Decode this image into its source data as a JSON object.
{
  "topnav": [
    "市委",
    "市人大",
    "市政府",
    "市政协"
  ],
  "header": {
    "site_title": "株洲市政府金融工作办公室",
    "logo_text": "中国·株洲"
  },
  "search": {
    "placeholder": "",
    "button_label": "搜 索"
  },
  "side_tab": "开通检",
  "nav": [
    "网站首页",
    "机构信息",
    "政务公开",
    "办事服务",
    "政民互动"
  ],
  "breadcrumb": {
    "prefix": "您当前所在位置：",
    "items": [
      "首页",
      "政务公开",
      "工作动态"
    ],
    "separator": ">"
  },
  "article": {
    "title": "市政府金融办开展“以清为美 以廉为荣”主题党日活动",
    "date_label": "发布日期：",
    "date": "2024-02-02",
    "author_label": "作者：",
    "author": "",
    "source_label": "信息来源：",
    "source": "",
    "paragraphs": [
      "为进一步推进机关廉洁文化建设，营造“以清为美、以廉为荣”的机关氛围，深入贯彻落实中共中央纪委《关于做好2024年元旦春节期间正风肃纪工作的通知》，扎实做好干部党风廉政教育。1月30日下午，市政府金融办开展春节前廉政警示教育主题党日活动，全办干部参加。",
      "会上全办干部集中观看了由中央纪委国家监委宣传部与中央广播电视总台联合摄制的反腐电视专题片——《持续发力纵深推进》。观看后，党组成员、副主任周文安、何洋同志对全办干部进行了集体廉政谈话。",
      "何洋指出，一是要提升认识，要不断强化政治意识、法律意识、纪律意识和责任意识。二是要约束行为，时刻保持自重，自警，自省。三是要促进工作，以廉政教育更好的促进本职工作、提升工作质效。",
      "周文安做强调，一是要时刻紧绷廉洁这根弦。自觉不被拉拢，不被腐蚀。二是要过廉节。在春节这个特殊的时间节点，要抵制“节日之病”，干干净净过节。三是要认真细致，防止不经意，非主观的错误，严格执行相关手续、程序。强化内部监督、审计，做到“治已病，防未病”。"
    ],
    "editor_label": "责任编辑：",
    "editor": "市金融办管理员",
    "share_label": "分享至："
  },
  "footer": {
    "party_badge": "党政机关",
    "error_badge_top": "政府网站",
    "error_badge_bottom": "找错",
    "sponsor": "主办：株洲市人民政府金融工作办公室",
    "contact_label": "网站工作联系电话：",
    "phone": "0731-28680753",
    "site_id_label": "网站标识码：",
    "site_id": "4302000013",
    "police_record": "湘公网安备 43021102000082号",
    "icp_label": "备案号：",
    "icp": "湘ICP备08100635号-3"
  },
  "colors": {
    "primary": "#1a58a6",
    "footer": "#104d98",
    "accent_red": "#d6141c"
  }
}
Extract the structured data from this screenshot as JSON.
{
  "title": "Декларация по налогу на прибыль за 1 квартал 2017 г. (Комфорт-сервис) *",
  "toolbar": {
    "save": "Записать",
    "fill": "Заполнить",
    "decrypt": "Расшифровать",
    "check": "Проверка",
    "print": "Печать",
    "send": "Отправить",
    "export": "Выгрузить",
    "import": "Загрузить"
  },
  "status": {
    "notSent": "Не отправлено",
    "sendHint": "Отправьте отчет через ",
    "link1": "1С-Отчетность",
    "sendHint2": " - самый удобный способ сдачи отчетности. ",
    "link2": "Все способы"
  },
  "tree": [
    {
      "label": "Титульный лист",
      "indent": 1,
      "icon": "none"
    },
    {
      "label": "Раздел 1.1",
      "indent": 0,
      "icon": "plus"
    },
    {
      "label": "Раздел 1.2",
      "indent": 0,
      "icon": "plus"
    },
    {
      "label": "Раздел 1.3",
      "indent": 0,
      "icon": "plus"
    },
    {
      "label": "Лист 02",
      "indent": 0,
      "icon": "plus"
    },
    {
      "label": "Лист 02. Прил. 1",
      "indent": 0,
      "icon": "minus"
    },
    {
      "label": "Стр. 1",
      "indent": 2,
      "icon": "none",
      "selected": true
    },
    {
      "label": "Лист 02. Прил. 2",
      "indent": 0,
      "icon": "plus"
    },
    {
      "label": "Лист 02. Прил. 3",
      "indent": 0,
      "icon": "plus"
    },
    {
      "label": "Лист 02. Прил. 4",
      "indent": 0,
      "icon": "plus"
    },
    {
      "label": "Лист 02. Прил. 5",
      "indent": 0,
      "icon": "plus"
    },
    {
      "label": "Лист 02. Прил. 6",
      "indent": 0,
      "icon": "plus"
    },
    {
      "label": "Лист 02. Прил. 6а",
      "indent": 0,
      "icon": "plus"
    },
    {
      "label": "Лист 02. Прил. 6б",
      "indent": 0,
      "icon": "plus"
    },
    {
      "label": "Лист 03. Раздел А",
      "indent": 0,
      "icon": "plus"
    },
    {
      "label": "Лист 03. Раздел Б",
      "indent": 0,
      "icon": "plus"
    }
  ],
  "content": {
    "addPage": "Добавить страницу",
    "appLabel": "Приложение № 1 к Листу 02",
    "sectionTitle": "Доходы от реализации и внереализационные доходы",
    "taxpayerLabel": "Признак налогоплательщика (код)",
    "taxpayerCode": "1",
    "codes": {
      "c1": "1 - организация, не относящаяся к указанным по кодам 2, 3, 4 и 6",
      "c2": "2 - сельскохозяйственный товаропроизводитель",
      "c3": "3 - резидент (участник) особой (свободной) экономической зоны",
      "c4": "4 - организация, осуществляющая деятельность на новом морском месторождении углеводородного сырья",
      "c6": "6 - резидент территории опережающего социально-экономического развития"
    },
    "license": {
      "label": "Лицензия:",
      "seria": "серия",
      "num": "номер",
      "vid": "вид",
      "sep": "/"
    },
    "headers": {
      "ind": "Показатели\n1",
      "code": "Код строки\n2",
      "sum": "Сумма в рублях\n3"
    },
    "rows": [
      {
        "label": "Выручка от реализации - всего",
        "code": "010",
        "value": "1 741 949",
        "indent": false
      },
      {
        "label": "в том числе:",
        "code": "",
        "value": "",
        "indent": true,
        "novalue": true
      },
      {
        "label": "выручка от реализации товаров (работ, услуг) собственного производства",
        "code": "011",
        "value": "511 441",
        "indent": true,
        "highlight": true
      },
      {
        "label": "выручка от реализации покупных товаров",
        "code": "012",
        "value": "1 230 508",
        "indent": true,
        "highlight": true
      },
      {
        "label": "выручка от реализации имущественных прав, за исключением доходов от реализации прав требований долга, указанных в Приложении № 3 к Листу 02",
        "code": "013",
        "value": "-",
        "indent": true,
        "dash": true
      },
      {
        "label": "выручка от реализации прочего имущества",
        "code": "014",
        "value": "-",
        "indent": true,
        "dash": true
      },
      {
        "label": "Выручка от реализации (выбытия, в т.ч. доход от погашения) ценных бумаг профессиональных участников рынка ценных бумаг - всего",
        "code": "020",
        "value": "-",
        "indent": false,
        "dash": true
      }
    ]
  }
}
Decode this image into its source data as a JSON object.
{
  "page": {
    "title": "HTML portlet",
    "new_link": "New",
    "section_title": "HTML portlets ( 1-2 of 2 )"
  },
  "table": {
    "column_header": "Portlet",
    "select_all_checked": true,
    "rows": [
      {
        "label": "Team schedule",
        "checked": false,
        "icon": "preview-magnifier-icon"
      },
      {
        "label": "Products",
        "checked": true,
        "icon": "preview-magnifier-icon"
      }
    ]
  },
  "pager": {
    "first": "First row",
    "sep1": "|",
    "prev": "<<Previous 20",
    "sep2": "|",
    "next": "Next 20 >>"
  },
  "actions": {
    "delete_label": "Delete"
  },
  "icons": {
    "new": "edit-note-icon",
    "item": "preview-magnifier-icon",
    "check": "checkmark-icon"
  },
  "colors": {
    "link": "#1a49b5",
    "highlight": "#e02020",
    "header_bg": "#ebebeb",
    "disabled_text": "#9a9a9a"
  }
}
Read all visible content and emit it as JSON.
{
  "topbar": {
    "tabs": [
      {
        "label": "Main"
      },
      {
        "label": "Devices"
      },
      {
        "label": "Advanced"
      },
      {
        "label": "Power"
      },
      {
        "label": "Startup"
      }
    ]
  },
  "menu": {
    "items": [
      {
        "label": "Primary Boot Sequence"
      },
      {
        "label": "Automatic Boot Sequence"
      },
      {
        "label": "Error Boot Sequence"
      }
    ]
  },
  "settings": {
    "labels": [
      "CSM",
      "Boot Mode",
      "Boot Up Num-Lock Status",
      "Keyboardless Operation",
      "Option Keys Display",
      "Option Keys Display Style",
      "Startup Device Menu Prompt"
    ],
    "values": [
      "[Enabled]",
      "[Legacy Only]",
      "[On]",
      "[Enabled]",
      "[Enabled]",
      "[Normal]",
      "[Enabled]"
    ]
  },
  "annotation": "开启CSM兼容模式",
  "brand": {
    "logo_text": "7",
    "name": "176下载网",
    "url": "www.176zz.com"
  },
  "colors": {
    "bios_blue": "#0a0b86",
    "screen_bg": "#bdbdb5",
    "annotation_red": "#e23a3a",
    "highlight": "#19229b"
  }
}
--*--
Search the data for "организация". Copy every matching line.

» **REPLY**
      "c1": "1 - организация, не относящаяся к указанным по кодам 2, 3, 4 и 6",
      "c4": "4 - организация, осуществляющая деятельность на новом морском месторождении углеводородного сырья",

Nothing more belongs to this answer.